# Are MKIV Rear Caliper Carriers the same as MKIII ?? Will they work when swaping from drum to disc ??



## 08jackrabbit (Oct 5, 2007)

Doing the alum caliper swap on the rear of my Cabby and short of buying new MKIII caliper carriers does anyone know if the MKIV carriers are the same and will work ? all the carriers from MKIII I have been finding in the yards are destroyed.


----------



## greyhare (Dec 24, 2003)

Not the same. MkIII bolt to the stub axle, MkIV bolt to the rear beam.

Look in the WTB/WTS here; someone may have a set.


----------



## 08jackrabbit (Oct 5, 2007)

Thanks man :thumbup:


----------



## OddJobb (Nov 6, 2004)

greyhare said:


> Not the same. MkIII bolt to the stub axle, MkIV bolt to the rear beam.


Are you sure? I converted from drum to disc using the Eurospec kit from BFI, and it comes with MKIV aluminum calipers that bolt to the stub axle, not the rear beam:

http://store.blackforestindustries.com/euredico2.html

They may bolt to different places, but they may line up on both.


----------



## greyhare (Dec 24, 2003)

That kit uses MkIII carriers with MkIV calipers.


----------



## OddJobb (Nov 6, 2004)

greyhare said:


> That kit uses MkIII carriers with MkIV calipers.


D'oh! I misread the title of the post. I missed the word 'carriers'.


----------



## germancarnut51 (Mar 23, 2008)

You need to use MKIII rear caliper carriers with the MKIV rear calipers when doing the rear caliper conversion because the MKIV rear caliper carriers will not work.

You will need new hoses to connect from the calipers to the MKIII rear disc brake hardlines. You can either get the hybrid MKIV lines (steel line permentently crimped to a rubber hose, OR you need the rubber lines from a late 97 Passat or an earlier 98 Passat. These are the only ones that are right length with the right fittings on the ends. I got mine from europartsdirect.com on sale for about $9-$10 each.

= ENTRIES SHOWN =
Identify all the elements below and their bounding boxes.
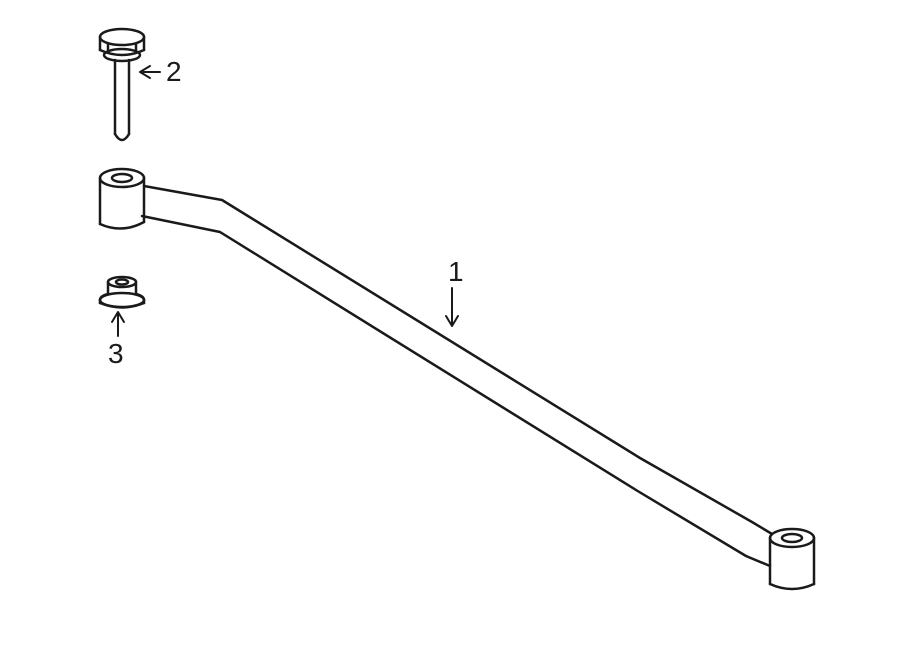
callout-label-1: 1 <box>448 256 464 288</box>
callout-arrows <box>112 66 458 336</box>
callout-label-3: 3 <box>108 338 124 370</box>
track-bar-part <box>100 169 814 589</box>
callout-label-2: 2 <box>166 56 182 88</box>
parts-diagram <box>0 0 900 661</box>
bolt-part <box>100 29 144 140</box>
nut-part <box>100 277 144 308</box>
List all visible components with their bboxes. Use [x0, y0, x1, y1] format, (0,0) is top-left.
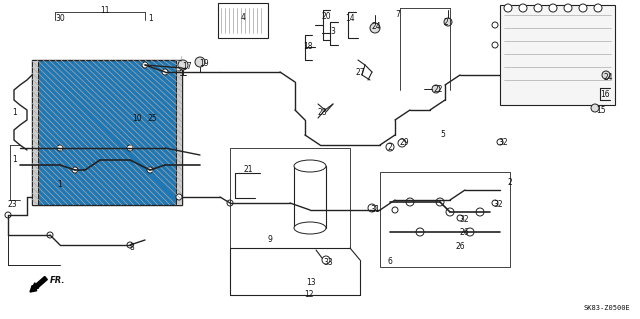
Ellipse shape: [294, 222, 326, 234]
Text: 17: 17: [182, 62, 191, 71]
Circle shape: [176, 65, 182, 71]
Text: 31: 31: [370, 205, 380, 214]
Text: 11: 11: [100, 6, 109, 15]
Circle shape: [406, 198, 414, 206]
Circle shape: [57, 145, 63, 151]
Text: 29: 29: [399, 138, 408, 147]
Circle shape: [72, 167, 78, 173]
Text: 25: 25: [148, 114, 157, 123]
Circle shape: [176, 194, 182, 200]
Text: 24: 24: [372, 22, 381, 31]
Circle shape: [307, 207, 313, 213]
Circle shape: [368, 204, 376, 212]
Text: 32: 32: [459, 215, 468, 224]
Circle shape: [492, 200, 498, 206]
Bar: [32, 60, 38, 205]
Circle shape: [594, 4, 602, 12]
Circle shape: [534, 4, 542, 12]
Bar: [176, 60, 182, 205]
Text: 2: 2: [508, 178, 513, 187]
Circle shape: [564, 4, 572, 12]
Text: FR.: FR.: [50, 276, 65, 285]
Text: 22: 22: [434, 85, 444, 94]
Circle shape: [178, 60, 188, 70]
Circle shape: [162, 69, 168, 75]
Circle shape: [519, 4, 527, 12]
Text: 2: 2: [388, 143, 393, 152]
Circle shape: [127, 242, 133, 248]
Bar: [380, 172, 510, 267]
Text: 1: 1: [57, 180, 61, 189]
Ellipse shape: [294, 160, 326, 172]
Bar: [294, 166, 326, 228]
Text: 12: 12: [304, 290, 314, 299]
Circle shape: [227, 200, 233, 206]
Circle shape: [549, 4, 557, 12]
Text: 20: 20: [322, 12, 332, 21]
Circle shape: [492, 22, 498, 28]
Circle shape: [457, 215, 463, 221]
Text: 26: 26: [459, 228, 468, 237]
Text: 8: 8: [130, 243, 135, 252]
Circle shape: [142, 62, 148, 68]
Text: 30: 30: [55, 14, 65, 23]
Circle shape: [504, 4, 512, 12]
Circle shape: [386, 143, 394, 151]
Text: 10: 10: [132, 114, 141, 123]
Text: 16: 16: [600, 90, 610, 99]
Circle shape: [492, 42, 498, 48]
Text: 13: 13: [306, 278, 316, 287]
Circle shape: [195, 57, 205, 67]
Circle shape: [497, 139, 503, 145]
Circle shape: [5, 212, 11, 218]
Circle shape: [392, 207, 398, 213]
Circle shape: [322, 256, 330, 264]
Text: 32: 32: [498, 138, 508, 147]
Text: 1: 1: [12, 108, 17, 117]
Circle shape: [127, 145, 133, 151]
Circle shape: [436, 198, 444, 206]
Text: 27: 27: [355, 68, 365, 77]
Circle shape: [476, 208, 484, 216]
Circle shape: [602, 71, 610, 79]
Text: 15: 15: [596, 106, 605, 115]
Circle shape: [579, 4, 587, 12]
Text: 19: 19: [199, 59, 209, 68]
Text: SK83-Z0500E: SK83-Z0500E: [583, 305, 630, 311]
Circle shape: [432, 85, 440, 93]
Circle shape: [591, 104, 599, 112]
FancyArrow shape: [30, 277, 47, 292]
Text: 32: 32: [493, 200, 502, 209]
Text: 18: 18: [303, 42, 312, 51]
Circle shape: [147, 167, 153, 173]
Text: 4: 4: [241, 13, 246, 22]
Circle shape: [466, 228, 474, 236]
Text: 6: 6: [387, 257, 392, 266]
Text: 3: 3: [330, 27, 335, 36]
Text: 5: 5: [440, 130, 445, 139]
Text: 21: 21: [243, 165, 253, 174]
Text: 2: 2: [444, 18, 449, 27]
Bar: [32, 60, 182, 205]
Text: 26: 26: [456, 242, 466, 251]
Text: 24: 24: [604, 73, 614, 82]
Text: 7: 7: [395, 10, 400, 19]
Text: 23: 23: [8, 200, 18, 209]
Bar: [32, 60, 182, 205]
Circle shape: [370, 23, 380, 33]
Text: 14: 14: [345, 14, 355, 23]
Bar: [230, 148, 350, 248]
Text: 9: 9: [267, 235, 272, 244]
Circle shape: [398, 139, 406, 147]
Circle shape: [47, 232, 53, 238]
Text: 28: 28: [318, 108, 328, 117]
Bar: [500, 5, 615, 105]
Text: 1: 1: [12, 155, 17, 164]
Text: 1: 1: [148, 14, 153, 23]
Circle shape: [446, 208, 454, 216]
Bar: [218, 3, 268, 38]
Circle shape: [416, 228, 424, 236]
Circle shape: [444, 18, 452, 26]
Text: 33: 33: [323, 258, 333, 267]
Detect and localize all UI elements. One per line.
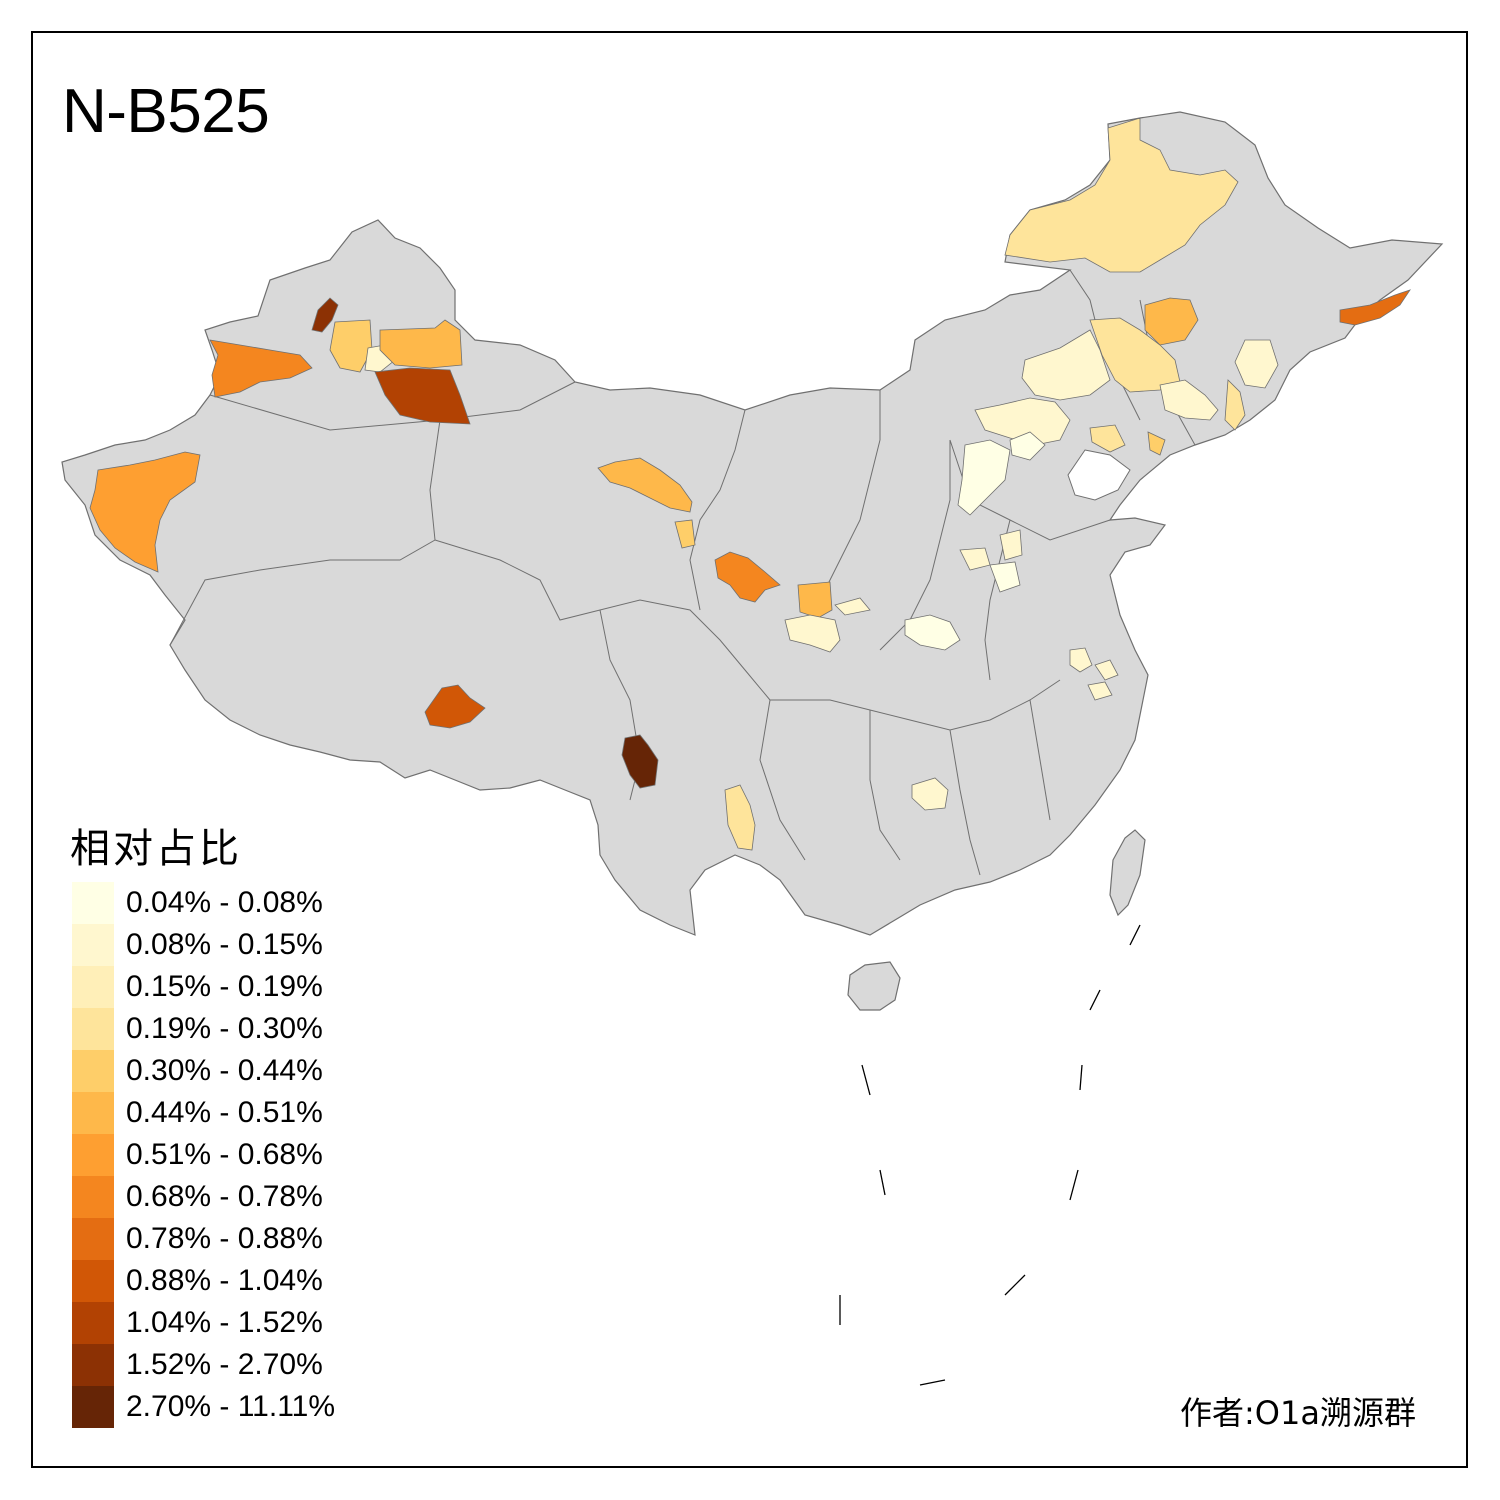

= WHAT YOU WILL DO =
A – Translate this sentence from the caliper carrier thread into Spanish: "That kit uses MkIII carriers with MkIV calipers."
B – Copy the caliper carrier thread from "D'oh! I misread" up to and including "will not work.".

= EXERCISE ANSWERS =
A – Ese kit usa portapinzas MkIII con pinzas MkIV.

B –
D'oh! I misread the title of the post. I missed the word 'carriers'.


----------



## germancarnut51 (Mar 23, 2008)

You need to use MKIII rear caliper carriers with the MKIV rear calipers when doing the rear caliper conversion because the MKIV rear caliper carriers will not work.